◆ Exercise description
Repeat exactly, and only, the lines from the line containing "Read all visible content and emit it as JSON." through the last line of the records below, including both.

◆ Excerpted records
-.-.-

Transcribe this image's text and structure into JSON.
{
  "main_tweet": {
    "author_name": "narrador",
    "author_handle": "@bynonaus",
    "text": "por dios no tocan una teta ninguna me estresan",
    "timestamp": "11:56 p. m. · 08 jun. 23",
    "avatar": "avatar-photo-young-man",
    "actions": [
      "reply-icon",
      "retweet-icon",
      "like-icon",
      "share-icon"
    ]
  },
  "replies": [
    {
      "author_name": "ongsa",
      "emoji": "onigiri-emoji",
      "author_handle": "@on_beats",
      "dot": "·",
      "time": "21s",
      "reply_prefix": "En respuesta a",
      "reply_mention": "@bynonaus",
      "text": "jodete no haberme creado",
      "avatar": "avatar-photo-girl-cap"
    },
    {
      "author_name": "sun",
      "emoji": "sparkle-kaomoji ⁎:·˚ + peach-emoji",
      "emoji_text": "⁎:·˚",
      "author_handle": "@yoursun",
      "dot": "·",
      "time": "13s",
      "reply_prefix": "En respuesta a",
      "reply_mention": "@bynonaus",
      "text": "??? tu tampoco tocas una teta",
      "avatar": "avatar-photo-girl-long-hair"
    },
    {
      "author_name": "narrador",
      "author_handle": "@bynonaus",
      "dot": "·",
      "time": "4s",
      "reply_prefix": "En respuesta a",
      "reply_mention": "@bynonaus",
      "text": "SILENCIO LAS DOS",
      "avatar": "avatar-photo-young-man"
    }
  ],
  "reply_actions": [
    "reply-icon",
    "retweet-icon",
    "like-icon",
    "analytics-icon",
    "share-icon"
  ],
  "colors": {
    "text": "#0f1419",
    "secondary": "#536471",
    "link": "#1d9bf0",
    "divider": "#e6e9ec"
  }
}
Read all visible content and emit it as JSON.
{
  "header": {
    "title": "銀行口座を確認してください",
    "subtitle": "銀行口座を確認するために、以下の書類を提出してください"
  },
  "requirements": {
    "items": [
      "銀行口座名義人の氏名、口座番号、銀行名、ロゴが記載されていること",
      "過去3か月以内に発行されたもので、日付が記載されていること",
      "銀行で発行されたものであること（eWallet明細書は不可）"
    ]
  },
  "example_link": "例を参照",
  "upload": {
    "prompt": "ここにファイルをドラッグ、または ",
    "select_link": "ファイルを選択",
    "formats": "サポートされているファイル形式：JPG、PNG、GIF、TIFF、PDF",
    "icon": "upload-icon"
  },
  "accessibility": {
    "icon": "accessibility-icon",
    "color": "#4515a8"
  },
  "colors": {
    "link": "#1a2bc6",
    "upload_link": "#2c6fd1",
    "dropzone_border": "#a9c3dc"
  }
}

-.-.-

◆ Output of the exercise
Read all visible content and emit it as JSON.
{
  "header": {
    "title": "銀行口座を確認してください",
    "subtitle": "銀行口座を確認するために、以下の書類を提出してください"
  },
  "requirements": {
    "items": [
      "銀行口座名義人の氏名、口座番号、銀行名、ロゴが記載されていること",
      "過去3か月以内に発行されたもので、日付が記載されていること",
      "銀行で発行されたものであること（eWallet明細書は不可）"
    ]
  },
  "example_link": "例を参照",
  "upload": {
    "prompt": "ここにファイルをドラッグ、または ",
    "select_link": "ファイルを選択",
    "formats": "サポートされているファイル形式：JPG、PNG、GIF、TIFF、PDF",
    "icon": "upload-icon"
  },
  "accessibility": {
    "icon": "accessibility-icon",
    "color": "#4515a8"
  },
  "colors": {
    "link": "#1a2bc6",
    "upload_link": "#2c6fd1",
    "dropzone_border": "#a9c3dc"
  }
}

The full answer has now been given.